• **Exercise brief**
Repeat each record below exactly as given.
-- Information given start --
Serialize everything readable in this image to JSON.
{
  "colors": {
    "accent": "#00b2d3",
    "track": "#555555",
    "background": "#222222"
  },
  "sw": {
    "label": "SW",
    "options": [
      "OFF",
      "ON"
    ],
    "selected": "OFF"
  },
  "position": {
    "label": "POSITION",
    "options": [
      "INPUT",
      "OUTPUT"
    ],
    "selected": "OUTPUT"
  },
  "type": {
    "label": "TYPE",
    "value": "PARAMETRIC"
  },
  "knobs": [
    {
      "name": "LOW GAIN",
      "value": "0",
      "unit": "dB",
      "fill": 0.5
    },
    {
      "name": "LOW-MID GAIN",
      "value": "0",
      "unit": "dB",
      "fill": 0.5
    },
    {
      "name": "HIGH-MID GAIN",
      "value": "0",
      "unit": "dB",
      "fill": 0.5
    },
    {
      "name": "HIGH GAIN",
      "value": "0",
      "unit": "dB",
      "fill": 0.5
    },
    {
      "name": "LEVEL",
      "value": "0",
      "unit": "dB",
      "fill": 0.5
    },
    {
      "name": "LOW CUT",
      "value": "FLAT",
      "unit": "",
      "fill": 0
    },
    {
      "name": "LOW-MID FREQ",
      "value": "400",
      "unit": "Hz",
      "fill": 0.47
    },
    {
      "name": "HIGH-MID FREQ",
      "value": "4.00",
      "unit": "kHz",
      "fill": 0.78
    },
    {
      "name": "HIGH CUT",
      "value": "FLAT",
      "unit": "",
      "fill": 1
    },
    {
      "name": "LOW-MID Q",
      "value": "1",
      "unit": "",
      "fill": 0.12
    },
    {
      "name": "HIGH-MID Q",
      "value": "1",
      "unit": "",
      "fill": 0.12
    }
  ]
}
-- Information given end --
• **Worked answer**
Serialize everything readable in this image to JSON.
{
  "colors": {
    "accent": "#00b2d3",
    "track": "#555555",
    "background": "#222222"
  },
  "sw": {
    "label": "SW",
    "options": [
      "OFF",
      "ON"
    ],
    "selected": "OFF"
  },
  "position": {
    "label": "POSITION",
    "options": [
      "INPUT",
      "OUTPUT"
    ],
    "selected": "OUTPUT"
  },
  "type": {
    "label": "TYPE",
    "value": "PARAMETRIC"
  },
  "knobs": [
    {
      "name": "LOW GAIN",
      "value": "0",
      "unit": "dB",
      "fill": 0.5
    },
    {
      "name": "LOW-MID GAIN",
      "value": "0",
      "unit": "dB",
      "fill": 0.5
    },
    {
      "name": "HIGH-MID GAIN",
      "value": "0",
      "unit": "dB",
      "fill": 0.5
    },
    {
      "name": "HIGH GAIN",
      "value": "0",
      "unit": "dB",
      "fill": 0.5
    },
    {
      "name": "LEVEL",
      "value": "0",
      "unit": "dB",
      "fill": 0.5
    },
    {
      "name": "LOW CUT",
      "value": "FLAT",
      "unit": "",
      "fill": 0
    },
    {
      "name": "LOW-MID FREQ",
      "value": "400",
      "unit": "Hz",
      "fill": 0.47
    },
    {
      "name": "HIGH-MID FREQ",
      "value": "4.00",
      "unit": "kHz",
      "fill": 0.78
    },
    {
      "name": "HIGH CUT",
      "value": "FLAT",
      "unit": "",
      "fill": 1
    },
    {
      "name": "LOW-MID Q",
      "value": "1",
      "unit": "",
      "fill": 0.12
    },
    {
      "name": "HIGH-MID Q",
      "value": "1",
      "unit": "",
      "fill": 0.12
    }
  ]
}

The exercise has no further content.